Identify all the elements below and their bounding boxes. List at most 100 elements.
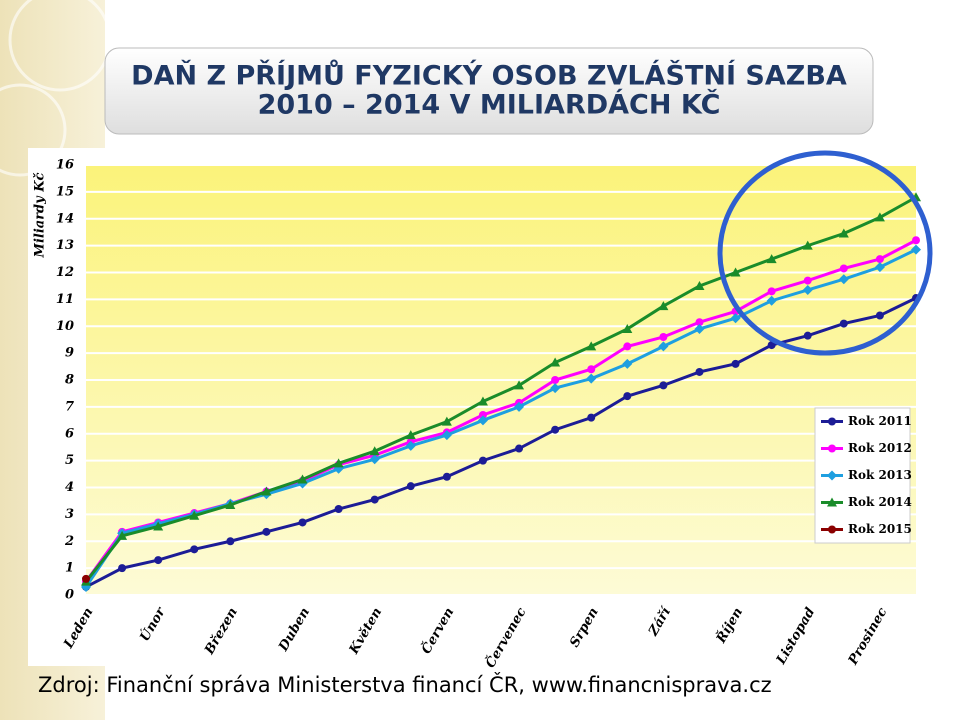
marker	[478, 410, 487, 419]
marker	[405, 440, 416, 451]
marker	[550, 357, 561, 367]
marker	[441, 416, 452, 426]
marker	[550, 383, 561, 394]
marker	[587, 413, 596, 422]
y-tick-label: 16	[56, 158, 74, 173]
marker	[369, 446, 380, 456]
marker	[117, 530, 128, 540]
y-tick-label: 12	[56, 265, 74, 280]
decor	[8, 0, 112, 92]
marker	[874, 262, 885, 273]
decor	[0, 83, 67, 177]
marker	[477, 396, 488, 406]
title: DAŇ Z PŘÍJMŮ FYZICKÝ OSOB ZVLÁŠTNÍ SAZBA	[131, 59, 847, 92]
marker	[766, 254, 777, 264]
legend-label: Rok 2012	[848, 441, 912, 455]
marker	[441, 430, 452, 441]
source: Zdroj: Finanční správa Ministerstva fina…	[38, 672, 772, 697]
y-tick-label: 2	[64, 534, 74, 549]
legend-label: Rok 2014	[848, 495, 912, 509]
y-tick-label: 10	[56, 319, 74, 334]
marker	[514, 401, 525, 412]
marker	[405, 430, 416, 440]
legend-label: Rok 2013	[848, 468, 912, 482]
marker	[658, 301, 669, 311]
marker	[297, 474, 308, 484]
y-tick-label: 1	[65, 561, 74, 576]
y-axis-label: Miliardy Kč	[33, 172, 48, 258]
marker	[659, 333, 668, 341]
marker	[658, 341, 669, 352]
marker	[828, 417, 836, 426]
marker	[587, 365, 596, 374]
marker	[827, 497, 837, 507]
marker	[694, 323, 705, 334]
marker	[828, 444, 836, 453]
y-tick-label: 4	[65, 480, 74, 495]
marker	[477, 415, 488, 426]
marker	[766, 295, 777, 306]
marker	[334, 505, 343, 513]
title-box	[104, 47, 874, 135]
marker	[333, 458, 344, 468]
marker	[622, 323, 633, 333]
marker	[118, 564, 127, 573]
marker	[586, 341, 597, 351]
marker	[261, 486, 272, 496]
marker	[912, 236, 920, 245]
y-tick-label: 8	[65, 373, 74, 388]
marker	[694, 280, 705, 290]
y-tick-label: 15	[56, 184, 74, 199]
marker	[190, 545, 199, 554]
marker	[586, 373, 597, 384]
y-tick-label: 3	[65, 507, 74, 522]
y-tick-label: 7	[65, 399, 74, 414]
y-tick-label: 9	[65, 346, 74, 361]
marker	[298, 518, 307, 527]
marker	[226, 537, 235, 546]
marker	[731, 359, 740, 368]
marker	[82, 574, 90, 583]
marker	[828, 525, 836, 534]
legend: Rok 2011 Rok 2012 Rok 2013 Rok 2014 Rok 2015	[814, 407, 912, 544]
marker	[406, 482, 415, 491]
marker	[515, 444, 524, 453]
legend-label: Rok 2015	[848, 522, 912, 536]
marker	[442, 472, 451, 481]
marker	[551, 425, 560, 434]
marker	[802, 284, 813, 295]
marker	[153, 521, 164, 531]
marker	[875, 255, 884, 264]
marker	[514, 380, 525, 390]
marker	[262, 527, 271, 536]
marker	[803, 276, 812, 285]
marker	[369, 454, 380, 465]
subtitle: 2010 – 2014 V MILIARDÁCH KČ	[258, 89, 721, 121]
marker	[370, 495, 379, 504]
marker	[695, 367, 704, 376]
marker	[659, 381, 668, 390]
marker	[827, 470, 837, 481]
y-tick-label: 13	[56, 238, 74, 253]
marker	[623, 342, 632, 351]
marker	[911, 244, 921, 255]
marker	[767, 287, 776, 296]
marker	[189, 510, 200, 520]
marker	[803, 331, 812, 340]
y-tick-label: 14	[56, 211, 74, 226]
marker	[622, 358, 633, 369]
marker	[730, 313, 741, 324]
marker	[478, 456, 487, 465]
y-tick-label: 11	[56, 292, 74, 307]
y-tick-label: 5	[65, 453, 74, 468]
series-line	[84, 195, 917, 583]
legend-label: Rok 2011	[848, 414, 912, 428]
marker	[154, 556, 163, 565]
marker	[225, 499, 236, 509]
marker	[838, 274, 849, 285]
marker	[875, 311, 884, 320]
highlight-ellipse	[717, 150, 933, 356]
marker	[551, 376, 560, 384]
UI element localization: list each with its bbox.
------------------------------
Write out only the lines from the one containing "410, 487, 419]" through the one containing "83, 67, 177]", swapping "decor" for "decoration" and leaving everything else unchanged.

marker	[478, 410, 487, 419]
marker	[405, 440, 416, 451]
marker	[550, 357, 561, 367]
marker	[441, 416, 452, 426]
marker	[550, 383, 561, 394]
marker	[587, 413, 596, 422]
y-tick-label: 16	[56, 158, 74, 173]
marker	[369, 446, 380, 456]
marker	[117, 530, 128, 540]
y-tick-label: 12	[56, 265, 74, 280]
decoration	[8, 0, 112, 92]
marker	[874, 262, 885, 273]
decoration	[0, 83, 67, 177]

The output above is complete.